INSTRUCTIONS TO FOLLOW — Drop the pictures from the entries below, then reproduce the rest exactly.

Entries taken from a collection

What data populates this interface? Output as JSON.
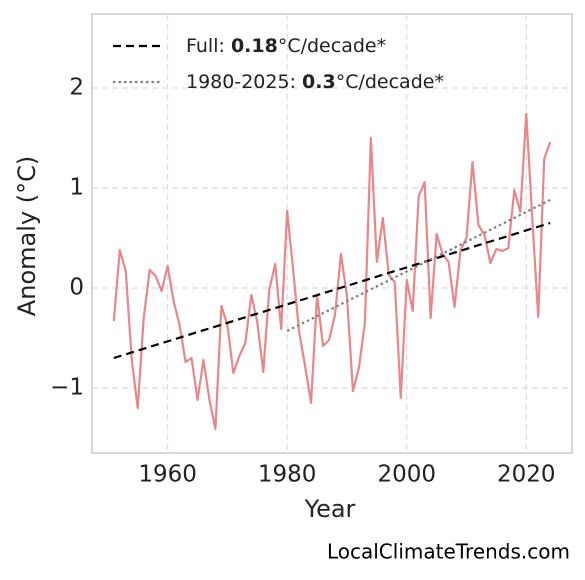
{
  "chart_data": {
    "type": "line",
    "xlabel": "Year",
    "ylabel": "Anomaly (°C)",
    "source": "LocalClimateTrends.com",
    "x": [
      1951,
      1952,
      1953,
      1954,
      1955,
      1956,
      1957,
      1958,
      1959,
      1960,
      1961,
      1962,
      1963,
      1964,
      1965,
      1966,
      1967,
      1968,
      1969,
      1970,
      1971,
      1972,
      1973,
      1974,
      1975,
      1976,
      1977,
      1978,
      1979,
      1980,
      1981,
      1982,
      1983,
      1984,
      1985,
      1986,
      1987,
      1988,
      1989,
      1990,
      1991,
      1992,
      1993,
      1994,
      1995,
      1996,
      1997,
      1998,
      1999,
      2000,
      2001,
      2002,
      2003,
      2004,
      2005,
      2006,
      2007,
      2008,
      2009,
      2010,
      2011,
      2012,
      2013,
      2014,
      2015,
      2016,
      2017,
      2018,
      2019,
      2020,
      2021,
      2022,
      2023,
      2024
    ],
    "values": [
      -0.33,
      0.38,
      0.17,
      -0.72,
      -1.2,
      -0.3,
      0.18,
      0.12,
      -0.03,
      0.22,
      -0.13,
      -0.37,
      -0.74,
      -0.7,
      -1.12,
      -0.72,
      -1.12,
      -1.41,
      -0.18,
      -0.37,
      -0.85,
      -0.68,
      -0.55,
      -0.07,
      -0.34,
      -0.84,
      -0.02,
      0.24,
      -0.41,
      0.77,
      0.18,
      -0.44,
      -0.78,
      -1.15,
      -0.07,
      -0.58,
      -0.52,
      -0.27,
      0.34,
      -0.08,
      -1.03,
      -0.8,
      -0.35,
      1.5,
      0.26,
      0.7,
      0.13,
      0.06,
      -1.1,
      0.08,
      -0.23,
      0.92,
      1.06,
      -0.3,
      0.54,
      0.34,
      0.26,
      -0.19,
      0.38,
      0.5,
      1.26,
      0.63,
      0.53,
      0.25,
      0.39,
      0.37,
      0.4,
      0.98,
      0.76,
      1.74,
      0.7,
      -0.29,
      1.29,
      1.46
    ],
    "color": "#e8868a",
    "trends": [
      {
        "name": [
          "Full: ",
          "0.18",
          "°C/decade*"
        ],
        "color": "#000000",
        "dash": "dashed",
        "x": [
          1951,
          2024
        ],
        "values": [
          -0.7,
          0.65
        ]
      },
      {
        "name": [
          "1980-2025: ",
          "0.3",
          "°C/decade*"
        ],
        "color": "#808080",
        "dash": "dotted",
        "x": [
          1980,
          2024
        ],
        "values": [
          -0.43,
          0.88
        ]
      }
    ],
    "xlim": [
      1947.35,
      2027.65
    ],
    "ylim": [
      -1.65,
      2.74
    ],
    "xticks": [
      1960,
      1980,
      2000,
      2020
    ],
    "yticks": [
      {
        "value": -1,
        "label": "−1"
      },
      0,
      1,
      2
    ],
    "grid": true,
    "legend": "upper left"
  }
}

RESPONSE TO THIS TASK —
What data populates this interface? Output as JSON.
{
  "chart_data": {
    "type": "line",
    "xlabel": "Year",
    "ylabel": "Anomaly (°C)",
    "source": "LocalClimateTrends.com",
    "x": [
      1951,
      1952,
      1953,
      1954,
      1955,
      1956,
      1957,
      1958,
      1959,
      1960,
      1961,
      1962,
      1963,
      1964,
      1965,
      1966,
      1967,
      1968,
      1969,
      1970,
      1971,
      1972,
      1973,
      1974,
      1975,
      1976,
      1977,
      1978,
      1979,
      1980,
      1981,
      1982,
      1983,
      1984,
      1985,
      1986,
      1987,
      1988,
      1989,
      1990,
      1991,
      1992,
      1993,
      1994,
      1995,
      1996,
      1997,
      1998,
      1999,
      2000,
      2001,
      2002,
      2003,
      2004,
      2005,
      2006,
      2007,
      2008,
      2009,
      2010,
      2011,
      2012,
      2013,
      2014,
      2015,
      2016,
      2017,
      2018,
      2019,
      2020,
      2021,
      2022,
      2023,
      2024
    ],
    "values": [
      -0.33,
      0.38,
      0.17,
      -0.72,
      -1.2,
      -0.3,
      0.18,
      0.12,
      -0.03,
      0.22,
      -0.13,
      -0.37,
      -0.74,
      -0.7,
      -1.12,
      -0.72,
      -1.12,
      -1.41,
      -0.18,
      -0.37,
      -0.85,
      -0.68,
      -0.55,
      -0.07,
      -0.34,
      -0.84,
      -0.02,
      0.24,
      -0.41,
      0.77,
      0.18,
      -0.44,
      -0.78,
      -1.15,
      -0.07,
      -0.58,
      -0.52,
      -0.27,
      0.34,
      -0.08,
      -1.03,
      -0.8,
      -0.35,
      1.5,
      0.26,
      0.7,
      0.13,
      0.06,
      -1.1,
      0.08,
      -0.23,
      0.92,
      1.06,
      -0.3,
      0.54,
      0.34,
      0.26,
      -0.19,
      0.38,
      0.5,
      1.26,
      0.63,
      0.53,
      0.25,
      0.39,
      0.37,
      0.4,
      0.98,
      0.76,
      1.74,
      0.7,
      -0.29,
      1.29,
      1.46
    ],
    "color": "#e8868a",
    "trends": [
      {
        "name": [
          "Full: ",
          "0.18",
          "°C/decade*"
        ],
        "color": "#000000",
        "dash": "dashed",
        "x": [
          1951,
          2024
        ],
        "values": [
          -0.7,
          0.65
        ]
      },
      {
        "name": [
          "1980-2025: ",
          "0.3",
          "°C/decade*"
        ],
        "color": "#808080",
        "dash": "dotted",
        "x": [
          1980,
          2024
        ],
        "values": [
          -0.43,
          0.88
        ]
      }
    ],
    "xlim": [
      1947.35,
      2027.65
    ],
    "ylim": [
      -1.65,
      2.74
    ],
    "xticks": [
      1960,
      1980,
      2000,
      2020
    ],
    "yticks": [
      {
        "value": -1,
        "label": "−1"
      },
      0,
      1,
      2
    ],
    "grid": true,
    "legend": "upper left"
  }
}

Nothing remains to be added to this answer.